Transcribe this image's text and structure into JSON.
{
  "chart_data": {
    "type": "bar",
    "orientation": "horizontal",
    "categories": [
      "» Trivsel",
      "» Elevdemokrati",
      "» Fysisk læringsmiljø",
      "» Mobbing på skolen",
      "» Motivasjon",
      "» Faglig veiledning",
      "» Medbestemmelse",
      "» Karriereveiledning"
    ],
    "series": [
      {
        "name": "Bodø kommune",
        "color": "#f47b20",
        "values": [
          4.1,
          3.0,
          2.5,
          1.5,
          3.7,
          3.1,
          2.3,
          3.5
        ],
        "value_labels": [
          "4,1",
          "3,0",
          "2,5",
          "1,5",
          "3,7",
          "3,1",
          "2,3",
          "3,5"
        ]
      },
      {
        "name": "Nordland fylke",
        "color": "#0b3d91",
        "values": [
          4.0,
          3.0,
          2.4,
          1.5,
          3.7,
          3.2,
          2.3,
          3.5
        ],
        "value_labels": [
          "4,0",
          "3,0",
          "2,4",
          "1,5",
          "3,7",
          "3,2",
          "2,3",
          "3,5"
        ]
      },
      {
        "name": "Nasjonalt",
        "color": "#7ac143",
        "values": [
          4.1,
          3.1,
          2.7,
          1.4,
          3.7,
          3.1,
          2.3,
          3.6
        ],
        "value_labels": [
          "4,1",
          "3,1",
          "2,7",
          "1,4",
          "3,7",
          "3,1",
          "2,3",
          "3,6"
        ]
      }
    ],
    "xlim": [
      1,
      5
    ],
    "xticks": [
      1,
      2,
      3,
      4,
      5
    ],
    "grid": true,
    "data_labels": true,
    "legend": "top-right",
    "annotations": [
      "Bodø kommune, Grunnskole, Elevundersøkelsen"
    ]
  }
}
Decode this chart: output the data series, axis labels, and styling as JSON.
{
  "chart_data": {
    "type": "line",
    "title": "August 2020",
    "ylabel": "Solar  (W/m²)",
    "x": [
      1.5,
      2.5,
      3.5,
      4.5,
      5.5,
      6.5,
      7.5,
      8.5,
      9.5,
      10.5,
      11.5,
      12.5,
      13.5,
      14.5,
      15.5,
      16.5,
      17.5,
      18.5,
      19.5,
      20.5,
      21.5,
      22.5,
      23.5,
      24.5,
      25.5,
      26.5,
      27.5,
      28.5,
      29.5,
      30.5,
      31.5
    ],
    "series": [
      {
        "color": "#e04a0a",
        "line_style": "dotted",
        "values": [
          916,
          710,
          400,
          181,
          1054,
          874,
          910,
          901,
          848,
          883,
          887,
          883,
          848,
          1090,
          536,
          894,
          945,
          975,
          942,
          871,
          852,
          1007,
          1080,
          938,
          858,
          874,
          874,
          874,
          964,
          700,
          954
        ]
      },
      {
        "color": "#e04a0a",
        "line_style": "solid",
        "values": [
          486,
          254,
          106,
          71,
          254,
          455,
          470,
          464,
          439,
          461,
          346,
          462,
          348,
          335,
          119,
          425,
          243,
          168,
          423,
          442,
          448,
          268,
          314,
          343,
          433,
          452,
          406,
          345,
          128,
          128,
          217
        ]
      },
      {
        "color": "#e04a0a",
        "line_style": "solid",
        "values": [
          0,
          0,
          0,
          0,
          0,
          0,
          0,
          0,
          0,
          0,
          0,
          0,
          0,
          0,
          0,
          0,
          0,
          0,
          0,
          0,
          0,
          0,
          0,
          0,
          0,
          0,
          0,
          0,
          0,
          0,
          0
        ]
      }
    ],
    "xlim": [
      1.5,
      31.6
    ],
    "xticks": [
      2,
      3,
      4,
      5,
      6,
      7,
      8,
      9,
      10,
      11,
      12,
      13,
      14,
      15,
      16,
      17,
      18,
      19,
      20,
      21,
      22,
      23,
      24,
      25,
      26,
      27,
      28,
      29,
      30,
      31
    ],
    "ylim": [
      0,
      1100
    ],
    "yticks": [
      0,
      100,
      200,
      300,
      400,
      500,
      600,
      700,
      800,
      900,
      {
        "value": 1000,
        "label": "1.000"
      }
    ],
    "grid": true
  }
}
┄┄┄┄┄┄
■ **Set task**
Find each line with the string "this" and copy it out.

■ **In response**
Transcribe this image's text and structure into JSON.
Decode this chart: output the data series, axis labels, and styling as JSON.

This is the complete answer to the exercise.